> **Data extract**
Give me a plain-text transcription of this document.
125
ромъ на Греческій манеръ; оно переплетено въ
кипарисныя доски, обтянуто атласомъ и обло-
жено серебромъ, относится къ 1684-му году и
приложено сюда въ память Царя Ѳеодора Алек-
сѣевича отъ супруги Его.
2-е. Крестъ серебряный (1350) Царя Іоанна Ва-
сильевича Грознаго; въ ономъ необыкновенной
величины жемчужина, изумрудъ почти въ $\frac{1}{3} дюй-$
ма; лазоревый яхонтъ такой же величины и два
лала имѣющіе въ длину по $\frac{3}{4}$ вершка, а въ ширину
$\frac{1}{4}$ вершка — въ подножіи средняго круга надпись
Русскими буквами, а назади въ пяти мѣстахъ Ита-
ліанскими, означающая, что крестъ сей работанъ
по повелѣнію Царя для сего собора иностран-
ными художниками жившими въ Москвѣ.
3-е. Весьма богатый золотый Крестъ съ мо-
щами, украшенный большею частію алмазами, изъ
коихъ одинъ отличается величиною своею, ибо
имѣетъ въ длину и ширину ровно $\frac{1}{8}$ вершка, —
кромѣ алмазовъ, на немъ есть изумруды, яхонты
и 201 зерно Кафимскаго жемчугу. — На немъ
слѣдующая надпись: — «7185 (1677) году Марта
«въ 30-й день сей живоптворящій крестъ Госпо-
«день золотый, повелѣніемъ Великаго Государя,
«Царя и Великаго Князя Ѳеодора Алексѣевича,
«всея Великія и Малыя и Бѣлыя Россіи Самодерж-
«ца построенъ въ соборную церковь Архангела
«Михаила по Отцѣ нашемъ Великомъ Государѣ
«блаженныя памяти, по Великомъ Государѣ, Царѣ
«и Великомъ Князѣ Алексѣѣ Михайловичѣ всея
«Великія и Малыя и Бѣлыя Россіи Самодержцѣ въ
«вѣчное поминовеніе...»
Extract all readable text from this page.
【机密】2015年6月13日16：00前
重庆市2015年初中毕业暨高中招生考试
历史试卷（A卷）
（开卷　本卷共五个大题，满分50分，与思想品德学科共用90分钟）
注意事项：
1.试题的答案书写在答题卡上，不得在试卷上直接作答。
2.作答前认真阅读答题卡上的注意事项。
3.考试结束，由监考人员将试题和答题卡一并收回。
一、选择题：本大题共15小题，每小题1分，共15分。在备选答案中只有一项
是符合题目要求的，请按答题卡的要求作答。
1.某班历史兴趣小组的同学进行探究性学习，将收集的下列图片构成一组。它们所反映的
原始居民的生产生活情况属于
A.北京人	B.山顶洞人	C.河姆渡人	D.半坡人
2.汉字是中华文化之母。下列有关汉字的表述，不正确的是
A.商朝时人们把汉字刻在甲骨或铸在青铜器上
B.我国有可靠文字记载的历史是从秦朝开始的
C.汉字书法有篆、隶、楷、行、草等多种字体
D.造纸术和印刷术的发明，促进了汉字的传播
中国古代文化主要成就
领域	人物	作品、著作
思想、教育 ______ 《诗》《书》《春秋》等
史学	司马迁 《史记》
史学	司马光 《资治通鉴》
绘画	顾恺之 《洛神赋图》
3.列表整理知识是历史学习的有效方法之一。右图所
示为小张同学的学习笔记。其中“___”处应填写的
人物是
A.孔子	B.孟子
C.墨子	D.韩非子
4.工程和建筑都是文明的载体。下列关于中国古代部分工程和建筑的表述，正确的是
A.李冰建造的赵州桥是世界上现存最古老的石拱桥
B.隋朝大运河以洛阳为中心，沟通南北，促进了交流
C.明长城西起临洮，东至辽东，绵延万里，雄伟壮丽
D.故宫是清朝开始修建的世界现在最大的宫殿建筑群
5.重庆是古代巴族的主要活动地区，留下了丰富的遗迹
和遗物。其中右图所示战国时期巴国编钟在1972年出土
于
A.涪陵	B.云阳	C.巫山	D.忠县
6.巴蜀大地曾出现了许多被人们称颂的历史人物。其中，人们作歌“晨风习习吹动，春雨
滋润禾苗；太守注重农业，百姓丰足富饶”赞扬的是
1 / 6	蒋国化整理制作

> **Goal**
Every record above should be copied exactly.

> **Finished task**
Give me a plain-text transcription of this document.
125
ромъ на Греческій манеръ; оно переплетено въ
кипарисныя доски, обтянуто атласомъ и обло-
жено серебромъ, относится къ 1684-му году и
приложено сюда въ память Царя Ѳеодора Алек-
сѣевича отъ супруги Его.
2-е. Крестъ серебряный (1350) Царя Іоанна Ва-
сильевича Грознаго; въ ономъ необыкновенной
величины жемчужина, изумрудъ почти въ $\frac{1}{3} дюй-$
ма; лазоревый яхонтъ такой же величины и два
лала имѣющіе въ длину по $\frac{3}{4}$ вершка, а въ ширину
$\frac{1}{4}$ вершка — въ подножіи средняго круга надпись
Русскими буквами, а назади въ пяти мѣстахъ Ита-
ліанскими, означающая, что крестъ сей работанъ
по повелѣнію Царя для сего собора иностран-
ными художниками жившими въ Москвѣ.
3-е. Весьма богатый золотый Крестъ съ мо-
щами, украшенный большею частію алмазами, изъ
коихъ одинъ отличается величиною своею, ибо
имѣетъ въ длину и ширину ровно $\frac{1}{8}$ вершка, —
кромѣ алмазовъ, на немъ есть изумруды, яхонты
и 201 зерно Кафимскаго жемчугу. — На немъ
слѣдующая надпись: — «7185 (1677) году Марта
«въ 30-й день сей живоптворящій крестъ Госпо-
«день золотый, повелѣніемъ Великаго Государя,
«Царя и Великаго Князя Ѳеодора Алексѣевича,
«всея Великія и Малыя и Бѣлыя Россіи Самодерж-
«ца построенъ въ соборную церковь Архангела
«Михаила по Отцѣ нашемъ Великомъ Государѣ
«блаженныя памяти, по Великомъ Государѣ, Царѣ
«и Великомъ Князѣ Алексѣѣ Михайловичѣ всея
«Великія и Малыя и Бѣлыя Россіи Самодержцѣ въ
«вѣчное поминовеніе...»
Extract all readable text from this page.
【机密】2015年6月13日16：00前
重庆市2015年初中毕业暨高中招生考试
历史试卷（A卷）
（开卷　本卷共五个大题，满分50分，与思想品德学科共用90分钟）
注意事项：
1.试题的答案书写在答题卡上，不得在试卷上直接作答。
2.作答前认真阅读答题卡上的注意事项。
3.考试结束，由监考人员将试题和答题卡一并收回。
一、选择题：本大题共15小题，每小题1分，共15分。在备选答案中只有一项
是符合题目要求的，请按答题卡的要求作答。
1.某班历史兴趣小组的同学进行探究性学习，将收集的下列图片构成一组。它们所反映的
原始居民的生产生活情况属于
A.北京人	B.山顶洞人	C.河姆渡人	D.半坡人
2.汉字是中华文化之母。下列有关汉字的表述，不正确的是
A.商朝时人们把汉字刻在甲骨或铸在青铜器上
B.我国有可靠文字记载的历史是从秦朝开始的
C.汉字书法有篆、隶、楷、行、草等多种字体
D.造纸术和印刷术的发明，促进了汉字的传播
中国古代文化主要成就
领域	人物	作品、著作
思想、教育 ______ 《诗》《书》《春秋》等
史学	司马迁 《史记》
史学	司马光 《资治通鉴》
绘画	顾恺之 《洛神赋图》
3.列表整理知识是历史学习的有效方法之一。右图所
示为小张同学的学习笔记。其中“___”处应填写的
人物是
A.孔子	B.孟子
C.墨子	D.韩非子
4.工程和建筑都是文明的载体。下列关于中国古代部分工程和建筑的表述，正确的是
A.李冰建造的赵州桥是世界上现存最古老的石拱桥
B.隋朝大运河以洛阳为中心，沟通南北，促进了交流
C.明长城西起临洮，东至辽东，绵延万里，雄伟壮丽
D.故宫是清朝开始修建的世界现在最大的宫殿建筑群
5.重庆是古代巴族的主要活动地区，留下了丰富的遗迹
和遗物。其中右图所示战国时期巴国编钟在1972年出土
于
A.涪陵	B.云阳	C.巫山	D.忠县
6.巴蜀大地曾出现了许多被人们称颂的历史人物。其中，人们作歌“晨风习习吹动，春雨
滋润禾苗；太守注重农业，百姓丰足富饶”赞扬的是
1 / 6	蒋国化整理制作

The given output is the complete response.